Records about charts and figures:
↓↓↓
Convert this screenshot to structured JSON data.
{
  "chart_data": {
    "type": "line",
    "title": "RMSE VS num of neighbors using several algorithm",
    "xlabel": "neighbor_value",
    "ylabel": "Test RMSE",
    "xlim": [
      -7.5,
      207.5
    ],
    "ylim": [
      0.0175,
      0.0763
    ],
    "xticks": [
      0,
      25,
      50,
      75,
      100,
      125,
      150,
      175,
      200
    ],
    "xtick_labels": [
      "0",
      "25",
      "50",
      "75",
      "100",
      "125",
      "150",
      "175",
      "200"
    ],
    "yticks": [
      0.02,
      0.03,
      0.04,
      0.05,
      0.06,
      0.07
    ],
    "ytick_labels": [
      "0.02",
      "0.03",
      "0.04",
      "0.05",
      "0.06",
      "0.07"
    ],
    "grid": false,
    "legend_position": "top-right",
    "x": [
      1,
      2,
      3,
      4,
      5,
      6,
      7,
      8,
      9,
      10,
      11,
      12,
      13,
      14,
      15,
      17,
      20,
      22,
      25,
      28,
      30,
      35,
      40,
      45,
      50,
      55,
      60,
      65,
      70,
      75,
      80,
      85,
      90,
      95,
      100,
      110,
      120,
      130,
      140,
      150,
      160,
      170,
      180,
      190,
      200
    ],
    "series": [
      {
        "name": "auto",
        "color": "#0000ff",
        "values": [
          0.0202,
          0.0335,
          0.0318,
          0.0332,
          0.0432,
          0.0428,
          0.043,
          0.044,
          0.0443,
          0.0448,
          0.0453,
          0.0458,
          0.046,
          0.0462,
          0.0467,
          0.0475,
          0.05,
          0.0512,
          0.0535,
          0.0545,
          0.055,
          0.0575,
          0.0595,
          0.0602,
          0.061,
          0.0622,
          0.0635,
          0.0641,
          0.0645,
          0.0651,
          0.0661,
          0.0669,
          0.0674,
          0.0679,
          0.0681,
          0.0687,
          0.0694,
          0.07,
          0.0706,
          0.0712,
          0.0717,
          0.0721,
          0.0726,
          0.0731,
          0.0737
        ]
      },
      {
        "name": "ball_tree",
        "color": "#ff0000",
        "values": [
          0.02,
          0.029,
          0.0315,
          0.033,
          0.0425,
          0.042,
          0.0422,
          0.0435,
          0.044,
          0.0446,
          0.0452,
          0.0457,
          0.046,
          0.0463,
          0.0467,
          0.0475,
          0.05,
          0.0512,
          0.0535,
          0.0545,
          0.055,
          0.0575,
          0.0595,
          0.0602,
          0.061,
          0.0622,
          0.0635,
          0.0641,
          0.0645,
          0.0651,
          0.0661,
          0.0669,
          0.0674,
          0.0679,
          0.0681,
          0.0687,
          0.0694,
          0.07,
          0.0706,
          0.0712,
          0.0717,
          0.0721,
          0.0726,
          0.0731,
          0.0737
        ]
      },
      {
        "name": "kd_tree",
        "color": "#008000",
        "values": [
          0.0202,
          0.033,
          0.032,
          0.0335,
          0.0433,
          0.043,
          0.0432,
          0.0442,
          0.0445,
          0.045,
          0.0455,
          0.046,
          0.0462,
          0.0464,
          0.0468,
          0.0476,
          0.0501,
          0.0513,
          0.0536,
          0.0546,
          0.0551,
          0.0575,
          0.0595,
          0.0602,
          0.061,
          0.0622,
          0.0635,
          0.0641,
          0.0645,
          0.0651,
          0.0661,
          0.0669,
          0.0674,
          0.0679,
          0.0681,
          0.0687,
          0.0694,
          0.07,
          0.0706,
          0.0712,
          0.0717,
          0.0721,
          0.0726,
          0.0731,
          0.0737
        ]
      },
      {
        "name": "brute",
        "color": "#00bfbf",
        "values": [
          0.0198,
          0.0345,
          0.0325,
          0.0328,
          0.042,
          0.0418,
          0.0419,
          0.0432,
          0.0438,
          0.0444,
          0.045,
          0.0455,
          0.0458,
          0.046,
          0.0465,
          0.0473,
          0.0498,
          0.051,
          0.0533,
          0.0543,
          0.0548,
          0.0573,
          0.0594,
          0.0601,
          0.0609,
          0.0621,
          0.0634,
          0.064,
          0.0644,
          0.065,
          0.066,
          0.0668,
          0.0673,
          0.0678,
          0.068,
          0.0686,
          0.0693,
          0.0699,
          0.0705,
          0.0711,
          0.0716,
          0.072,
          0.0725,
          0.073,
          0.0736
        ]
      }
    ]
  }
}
↑↑↑
- Goal
Locate all lines holding the word "name", then copy them out.

- Correct output
        "name": "auto",
        "name": "ball_tree",
        "name": "kd_tree",
        "name": "brute",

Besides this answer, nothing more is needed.